[Begin SUPPLIED MATERIAL]

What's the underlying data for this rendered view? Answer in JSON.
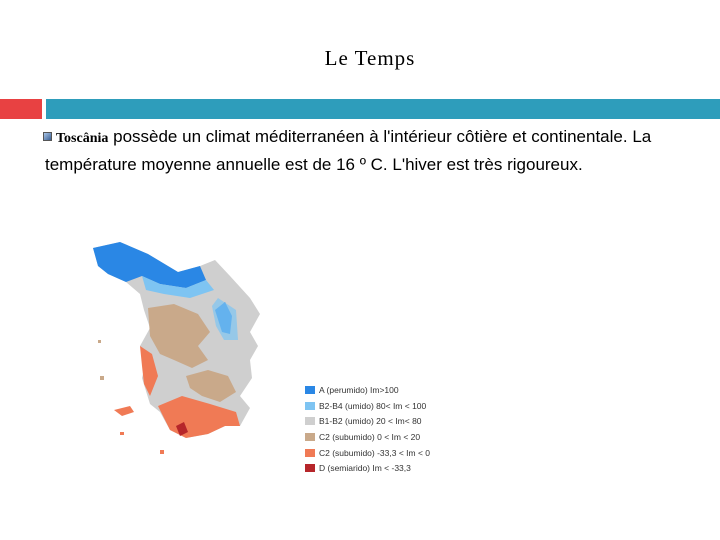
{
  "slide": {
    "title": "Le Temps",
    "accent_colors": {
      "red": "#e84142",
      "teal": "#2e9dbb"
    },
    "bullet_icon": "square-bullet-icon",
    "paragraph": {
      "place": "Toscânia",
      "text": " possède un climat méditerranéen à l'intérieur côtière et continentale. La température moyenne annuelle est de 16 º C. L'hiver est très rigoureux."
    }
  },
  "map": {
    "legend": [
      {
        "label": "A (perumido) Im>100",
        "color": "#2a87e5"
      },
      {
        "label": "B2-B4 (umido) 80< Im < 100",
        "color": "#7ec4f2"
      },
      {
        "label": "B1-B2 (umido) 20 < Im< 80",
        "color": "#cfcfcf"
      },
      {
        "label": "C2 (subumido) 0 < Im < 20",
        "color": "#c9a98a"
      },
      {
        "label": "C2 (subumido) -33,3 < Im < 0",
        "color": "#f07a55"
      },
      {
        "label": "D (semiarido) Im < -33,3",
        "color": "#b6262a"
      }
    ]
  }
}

[End SUPPLIED MATERIAL]
[Begin SUPPLIED MATERIAL]

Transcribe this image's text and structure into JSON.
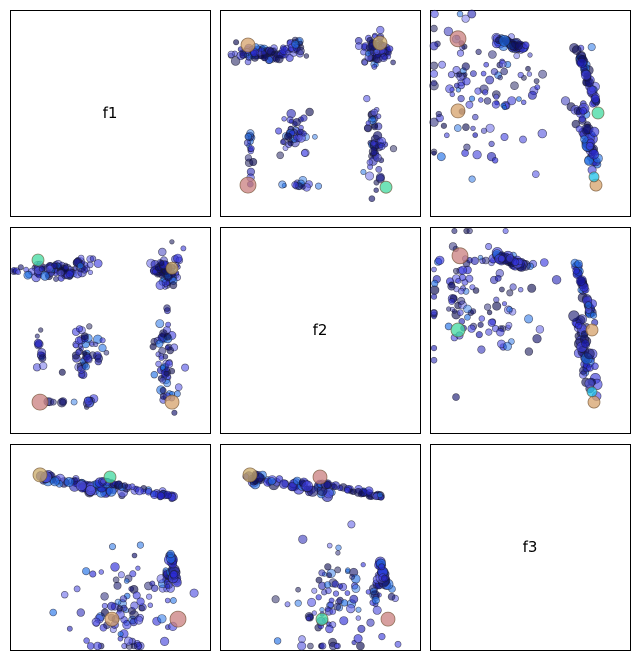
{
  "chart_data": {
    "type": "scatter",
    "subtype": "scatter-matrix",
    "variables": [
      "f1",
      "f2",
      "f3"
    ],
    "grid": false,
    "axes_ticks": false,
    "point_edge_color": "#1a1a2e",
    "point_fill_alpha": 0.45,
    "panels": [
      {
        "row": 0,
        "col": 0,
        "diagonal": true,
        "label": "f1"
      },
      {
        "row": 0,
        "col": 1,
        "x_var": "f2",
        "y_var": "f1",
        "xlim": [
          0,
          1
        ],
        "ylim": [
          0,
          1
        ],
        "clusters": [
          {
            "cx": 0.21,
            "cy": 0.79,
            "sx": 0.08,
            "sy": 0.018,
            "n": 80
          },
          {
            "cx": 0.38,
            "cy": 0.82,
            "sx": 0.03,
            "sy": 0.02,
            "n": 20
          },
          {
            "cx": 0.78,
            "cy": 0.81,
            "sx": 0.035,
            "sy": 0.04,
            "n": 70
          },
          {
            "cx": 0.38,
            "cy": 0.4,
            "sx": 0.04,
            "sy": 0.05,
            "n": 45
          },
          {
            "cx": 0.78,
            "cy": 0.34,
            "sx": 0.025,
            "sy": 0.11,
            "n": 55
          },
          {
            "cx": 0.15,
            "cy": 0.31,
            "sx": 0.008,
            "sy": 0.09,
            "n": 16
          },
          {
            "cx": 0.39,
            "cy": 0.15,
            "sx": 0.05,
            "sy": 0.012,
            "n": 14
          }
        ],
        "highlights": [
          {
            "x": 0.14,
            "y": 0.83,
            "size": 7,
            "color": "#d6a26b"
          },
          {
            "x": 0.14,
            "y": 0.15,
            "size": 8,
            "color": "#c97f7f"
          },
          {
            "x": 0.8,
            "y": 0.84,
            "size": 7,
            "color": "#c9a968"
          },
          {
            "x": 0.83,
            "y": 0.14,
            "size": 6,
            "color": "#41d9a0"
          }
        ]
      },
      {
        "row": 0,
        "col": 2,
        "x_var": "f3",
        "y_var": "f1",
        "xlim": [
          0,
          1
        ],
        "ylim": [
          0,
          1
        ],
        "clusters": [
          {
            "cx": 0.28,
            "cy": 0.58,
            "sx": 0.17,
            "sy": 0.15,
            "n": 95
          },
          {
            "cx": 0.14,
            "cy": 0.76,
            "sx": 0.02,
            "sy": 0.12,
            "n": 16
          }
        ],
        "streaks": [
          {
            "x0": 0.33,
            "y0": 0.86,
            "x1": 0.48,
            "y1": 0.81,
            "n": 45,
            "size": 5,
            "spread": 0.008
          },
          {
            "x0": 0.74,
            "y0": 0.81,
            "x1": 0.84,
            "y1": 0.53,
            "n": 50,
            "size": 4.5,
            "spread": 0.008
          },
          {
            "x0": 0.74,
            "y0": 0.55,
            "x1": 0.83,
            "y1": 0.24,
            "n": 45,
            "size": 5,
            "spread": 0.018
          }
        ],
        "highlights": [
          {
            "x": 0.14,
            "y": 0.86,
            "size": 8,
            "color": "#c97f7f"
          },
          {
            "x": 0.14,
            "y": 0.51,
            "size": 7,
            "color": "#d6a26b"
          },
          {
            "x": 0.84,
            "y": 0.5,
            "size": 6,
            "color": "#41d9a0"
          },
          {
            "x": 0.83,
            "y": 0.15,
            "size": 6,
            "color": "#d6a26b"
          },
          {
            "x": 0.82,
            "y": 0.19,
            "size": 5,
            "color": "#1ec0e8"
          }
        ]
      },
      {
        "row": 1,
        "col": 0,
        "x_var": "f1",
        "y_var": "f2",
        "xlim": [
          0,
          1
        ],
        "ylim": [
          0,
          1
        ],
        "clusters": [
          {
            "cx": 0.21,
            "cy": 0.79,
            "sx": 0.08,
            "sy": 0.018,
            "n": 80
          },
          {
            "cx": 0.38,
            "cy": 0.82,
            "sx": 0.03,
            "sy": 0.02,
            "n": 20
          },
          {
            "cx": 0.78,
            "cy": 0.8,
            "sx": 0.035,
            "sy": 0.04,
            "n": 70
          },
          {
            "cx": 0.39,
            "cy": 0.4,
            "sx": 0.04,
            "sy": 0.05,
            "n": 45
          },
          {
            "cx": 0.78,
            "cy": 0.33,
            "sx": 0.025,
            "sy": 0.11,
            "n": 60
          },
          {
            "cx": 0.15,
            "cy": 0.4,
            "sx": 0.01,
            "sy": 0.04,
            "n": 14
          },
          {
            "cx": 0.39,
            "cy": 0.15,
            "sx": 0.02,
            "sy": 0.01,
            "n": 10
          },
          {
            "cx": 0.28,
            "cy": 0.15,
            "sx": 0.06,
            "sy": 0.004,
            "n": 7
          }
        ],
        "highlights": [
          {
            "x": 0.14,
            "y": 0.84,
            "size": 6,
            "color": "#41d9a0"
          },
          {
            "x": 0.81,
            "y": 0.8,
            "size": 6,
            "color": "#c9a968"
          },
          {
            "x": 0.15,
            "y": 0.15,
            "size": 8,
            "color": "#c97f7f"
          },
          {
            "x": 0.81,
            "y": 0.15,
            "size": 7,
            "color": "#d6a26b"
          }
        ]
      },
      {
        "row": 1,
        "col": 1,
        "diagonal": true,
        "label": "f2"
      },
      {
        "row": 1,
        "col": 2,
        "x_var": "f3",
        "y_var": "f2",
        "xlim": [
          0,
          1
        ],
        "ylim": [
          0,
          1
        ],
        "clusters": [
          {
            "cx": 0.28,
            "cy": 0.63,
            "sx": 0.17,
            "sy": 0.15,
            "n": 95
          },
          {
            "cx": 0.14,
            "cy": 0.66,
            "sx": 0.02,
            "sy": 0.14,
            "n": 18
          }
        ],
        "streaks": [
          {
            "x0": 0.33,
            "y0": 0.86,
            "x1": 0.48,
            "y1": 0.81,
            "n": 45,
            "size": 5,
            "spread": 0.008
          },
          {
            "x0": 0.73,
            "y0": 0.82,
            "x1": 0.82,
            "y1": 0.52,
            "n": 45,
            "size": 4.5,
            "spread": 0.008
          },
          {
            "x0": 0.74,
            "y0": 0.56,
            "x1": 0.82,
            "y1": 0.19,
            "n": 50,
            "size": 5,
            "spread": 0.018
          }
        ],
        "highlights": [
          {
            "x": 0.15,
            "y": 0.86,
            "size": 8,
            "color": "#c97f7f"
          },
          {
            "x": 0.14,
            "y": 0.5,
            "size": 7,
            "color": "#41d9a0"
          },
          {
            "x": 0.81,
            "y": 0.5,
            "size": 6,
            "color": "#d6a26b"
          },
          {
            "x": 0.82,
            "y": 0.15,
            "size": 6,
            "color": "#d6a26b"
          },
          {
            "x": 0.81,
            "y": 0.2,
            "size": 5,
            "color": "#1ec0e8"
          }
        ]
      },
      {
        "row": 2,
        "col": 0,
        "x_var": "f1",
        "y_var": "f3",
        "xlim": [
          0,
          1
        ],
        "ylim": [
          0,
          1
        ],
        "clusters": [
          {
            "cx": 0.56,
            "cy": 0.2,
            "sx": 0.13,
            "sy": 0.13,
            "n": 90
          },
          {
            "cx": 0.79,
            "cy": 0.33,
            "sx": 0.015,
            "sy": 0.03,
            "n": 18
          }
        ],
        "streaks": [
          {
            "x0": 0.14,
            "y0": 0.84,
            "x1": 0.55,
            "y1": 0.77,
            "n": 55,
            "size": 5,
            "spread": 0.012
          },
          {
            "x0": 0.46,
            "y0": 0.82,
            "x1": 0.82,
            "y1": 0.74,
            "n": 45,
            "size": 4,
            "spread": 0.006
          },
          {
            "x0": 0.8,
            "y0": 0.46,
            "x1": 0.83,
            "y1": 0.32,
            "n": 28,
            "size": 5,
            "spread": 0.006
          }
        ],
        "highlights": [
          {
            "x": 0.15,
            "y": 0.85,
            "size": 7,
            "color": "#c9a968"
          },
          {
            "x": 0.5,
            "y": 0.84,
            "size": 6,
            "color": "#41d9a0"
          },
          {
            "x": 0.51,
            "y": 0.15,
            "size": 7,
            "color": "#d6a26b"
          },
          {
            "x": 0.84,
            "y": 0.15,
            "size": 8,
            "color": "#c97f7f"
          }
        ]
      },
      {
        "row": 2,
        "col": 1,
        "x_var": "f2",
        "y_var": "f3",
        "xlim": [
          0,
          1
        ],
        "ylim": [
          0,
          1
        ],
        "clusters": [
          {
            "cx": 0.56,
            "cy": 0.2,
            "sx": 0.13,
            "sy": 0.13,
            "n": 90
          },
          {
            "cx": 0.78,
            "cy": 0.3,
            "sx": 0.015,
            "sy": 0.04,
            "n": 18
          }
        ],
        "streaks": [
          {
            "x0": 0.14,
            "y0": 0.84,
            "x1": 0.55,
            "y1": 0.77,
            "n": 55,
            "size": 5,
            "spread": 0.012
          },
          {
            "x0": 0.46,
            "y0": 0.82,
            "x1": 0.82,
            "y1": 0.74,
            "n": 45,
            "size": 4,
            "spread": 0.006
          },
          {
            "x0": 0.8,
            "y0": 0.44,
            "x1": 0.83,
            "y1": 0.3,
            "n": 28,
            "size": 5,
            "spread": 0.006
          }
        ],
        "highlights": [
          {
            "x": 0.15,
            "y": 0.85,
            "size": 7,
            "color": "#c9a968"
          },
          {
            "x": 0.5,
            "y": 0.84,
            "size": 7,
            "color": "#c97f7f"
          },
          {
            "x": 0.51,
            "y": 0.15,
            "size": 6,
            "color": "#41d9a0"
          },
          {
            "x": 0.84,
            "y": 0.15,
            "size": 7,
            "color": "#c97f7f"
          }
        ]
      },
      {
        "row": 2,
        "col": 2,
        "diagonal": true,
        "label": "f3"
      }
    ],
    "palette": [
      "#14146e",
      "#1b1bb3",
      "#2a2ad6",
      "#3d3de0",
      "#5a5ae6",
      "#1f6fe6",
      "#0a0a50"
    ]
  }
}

[End SUPPLIED MATERIAL]

■ TASK DESCRIPTION
Find the lines containing "this" and pull them out.

■ THE RESPONSE
What's the underlying data for this rendered view? Answer in JSON.
Transcribe this image's text and structure into JSON.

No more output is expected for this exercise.